Commercial (CV) and passenger (PV) vehicles will continue to drive recovery in India’s automotive sector volume in FY23, a recent report by research firm CRISIL stated. However, two-wheelers and tractors are expected to underperform once again, it added.
As per the report, CV and PV volume are expected to grow 18 percent and 12 percent, respectively in FY23. The CV and PV volume rose 26 percent and 13 percent, respectively in the last fiscal FY22.
Meanwhile, two-wheelers are forecasted to see a modest sales growth of 6 percent in FY23 after a 10 percent cut last fiscal and tractor volume growth is likely to be flat or in the low single-digit in FY23 compared with a 6 percent decline in the last fiscal, noted CRISIL.
“CV demand growth, particularly for medium and heavy commercial vehicles (MHCVs), is expected to be backed by replacement demand because of improved utilisation and profitability of fleet operators, and government spending on infrastructure. Light CVs will be propelled by a surge in e-commerce and better last-mile connectivity, while demand for buses will be driven by the gradual reopening of schools and offices, and the easing of mobility restrictions," said Says Pushan Sharma, Director, CRISIL Research.
However, overall CV demand, despite double-digit growth last fiscal, and likely this fiscal, will still be 16 percent below the 2019 level, Sharma further informed
Meanwhile, PV volume will be driven by the easing of chip shortages, particularly in the second half, as capacity additions by chip manufacturers come onstream, helping clear the sizeable order backlog built over the past six months.
After a major fall during the COVID pandemic, the Nifty Auto index has managed to recover a bit on the back of a rise in demand. The index has been in-line with the market performance, rising 8 percent in the last 1 year against an 8 percent rise in Nifty.
In this period, the CV and PV constituents can be seen performing better than two-wheelers. Tata Motors and M&M rose the most, up over 30 percent each followed by Maruti Suzuki, up 16 percent. Meanwhile, 2-wheeler stocks including TVS Motor and Eicher Motors added around 10-12 percent in this time.
CRISIL further noted that going ahead, two-wheelers sales is expected to register a modest recovery after declining for three successive fiscals, driven by the opening up of educational institutes and improved mobility.
However, like last fiscal, a sharp increase in the total cost of ownership and petrol prices will weigh on demand, it added.
Volume this fiscal will likely be supported by healthy farm income, driven by higher crop prices in case of a normal southwest monsoon, as predicted by the Indian Metrological Department. However, the volume would be a massive 28 percent lower than in fiscal 2019, informed CRISIL.
“We expect higher volume and easing commodity prices in the second half to ease the pressure on profitability of original equipment manufacturers (OEMs) this fiscal. With variable cost accounting for about 85 percent of overall cost, the sharp surge in commodity prices, especially steel, combined with modest volume growth, has led to OEMs absorbing a significant part of the cost inflation," said Naveen Vaidyanathan, Director, CRISIL Ratings.
He added that operating margins are likely to improve to 9-10 percent this fiscal from an expected record low of 8 percent last fiscal but will remain well below the 12.5 percent average during 2017-21.
The research firm, however, added that any resurgence in Covid-19 cases, continuing semi-conductor shortages, and the progress of monsoon will bear watching in the road ahead.

Bounding box prediction data
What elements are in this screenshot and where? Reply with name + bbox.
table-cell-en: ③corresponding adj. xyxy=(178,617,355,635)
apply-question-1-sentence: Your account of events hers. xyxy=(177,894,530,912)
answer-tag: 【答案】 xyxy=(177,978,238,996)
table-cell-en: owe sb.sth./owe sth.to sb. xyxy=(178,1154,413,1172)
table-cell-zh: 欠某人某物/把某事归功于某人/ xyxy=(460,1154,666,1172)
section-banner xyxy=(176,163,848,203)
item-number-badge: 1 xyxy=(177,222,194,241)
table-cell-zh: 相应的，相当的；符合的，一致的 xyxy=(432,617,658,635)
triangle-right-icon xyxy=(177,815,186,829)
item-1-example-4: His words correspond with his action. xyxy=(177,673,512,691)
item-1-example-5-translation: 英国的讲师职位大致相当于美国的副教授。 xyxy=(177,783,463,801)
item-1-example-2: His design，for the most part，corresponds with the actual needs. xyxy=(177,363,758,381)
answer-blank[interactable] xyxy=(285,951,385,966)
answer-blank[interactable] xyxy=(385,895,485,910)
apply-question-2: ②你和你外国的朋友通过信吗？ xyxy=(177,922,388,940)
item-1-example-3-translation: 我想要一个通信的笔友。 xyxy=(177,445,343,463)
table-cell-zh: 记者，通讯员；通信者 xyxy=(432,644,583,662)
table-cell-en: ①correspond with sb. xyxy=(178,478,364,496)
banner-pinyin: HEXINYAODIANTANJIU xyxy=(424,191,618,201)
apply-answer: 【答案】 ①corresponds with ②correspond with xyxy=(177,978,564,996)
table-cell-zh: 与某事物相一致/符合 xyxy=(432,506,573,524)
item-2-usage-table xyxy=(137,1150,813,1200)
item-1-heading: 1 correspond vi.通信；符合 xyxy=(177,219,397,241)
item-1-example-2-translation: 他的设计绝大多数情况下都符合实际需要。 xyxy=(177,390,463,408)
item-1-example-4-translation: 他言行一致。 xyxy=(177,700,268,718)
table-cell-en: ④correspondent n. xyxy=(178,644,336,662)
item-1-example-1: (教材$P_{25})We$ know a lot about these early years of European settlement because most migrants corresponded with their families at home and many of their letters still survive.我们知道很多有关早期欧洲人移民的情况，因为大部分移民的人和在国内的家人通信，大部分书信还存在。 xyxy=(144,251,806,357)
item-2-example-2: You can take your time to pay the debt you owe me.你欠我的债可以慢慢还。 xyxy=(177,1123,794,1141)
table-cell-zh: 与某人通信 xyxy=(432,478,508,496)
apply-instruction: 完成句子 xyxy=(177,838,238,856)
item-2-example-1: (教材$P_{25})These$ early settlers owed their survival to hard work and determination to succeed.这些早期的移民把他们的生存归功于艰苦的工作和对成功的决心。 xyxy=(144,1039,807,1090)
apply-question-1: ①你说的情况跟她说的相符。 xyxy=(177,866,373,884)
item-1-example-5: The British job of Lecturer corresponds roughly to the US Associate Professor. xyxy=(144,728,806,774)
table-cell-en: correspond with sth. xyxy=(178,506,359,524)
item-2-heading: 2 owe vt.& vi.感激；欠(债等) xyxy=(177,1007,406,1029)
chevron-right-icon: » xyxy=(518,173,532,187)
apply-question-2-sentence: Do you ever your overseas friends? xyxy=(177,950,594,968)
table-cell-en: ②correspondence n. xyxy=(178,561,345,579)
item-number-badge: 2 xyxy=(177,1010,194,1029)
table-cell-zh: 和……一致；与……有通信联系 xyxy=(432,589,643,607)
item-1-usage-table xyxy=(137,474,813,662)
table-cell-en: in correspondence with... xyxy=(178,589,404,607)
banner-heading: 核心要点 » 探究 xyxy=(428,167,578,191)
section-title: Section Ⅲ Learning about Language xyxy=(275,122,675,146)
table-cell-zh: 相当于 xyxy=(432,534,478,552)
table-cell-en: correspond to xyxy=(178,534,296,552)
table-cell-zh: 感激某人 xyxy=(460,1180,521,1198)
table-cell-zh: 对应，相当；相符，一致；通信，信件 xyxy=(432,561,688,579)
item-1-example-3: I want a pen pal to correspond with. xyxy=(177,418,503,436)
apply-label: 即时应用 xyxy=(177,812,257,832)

Work task. Reproduce the article on India's automotive sector outlook word for word from "After a major" to "in this time.".

Response to the exercise.
After a major fall during the COVID pandemic, the Nifty Auto index has managed to recover a bit on the back of a rise in demand. The index has been in-line with the market performance, rising 8 percent in the last 1 year against an 8 percent rise in Nifty.
In this period, the CV and PV constituents can be seen performing better than two-wheelers. Tata Motors and M&M rose the most, up over 30 percent each followed by Maruti Suzuki, up 16 percent. Meanwhile, 2-wheeler stocks including TVS Motor and Eicher Motors added around 10-12 percent in this time.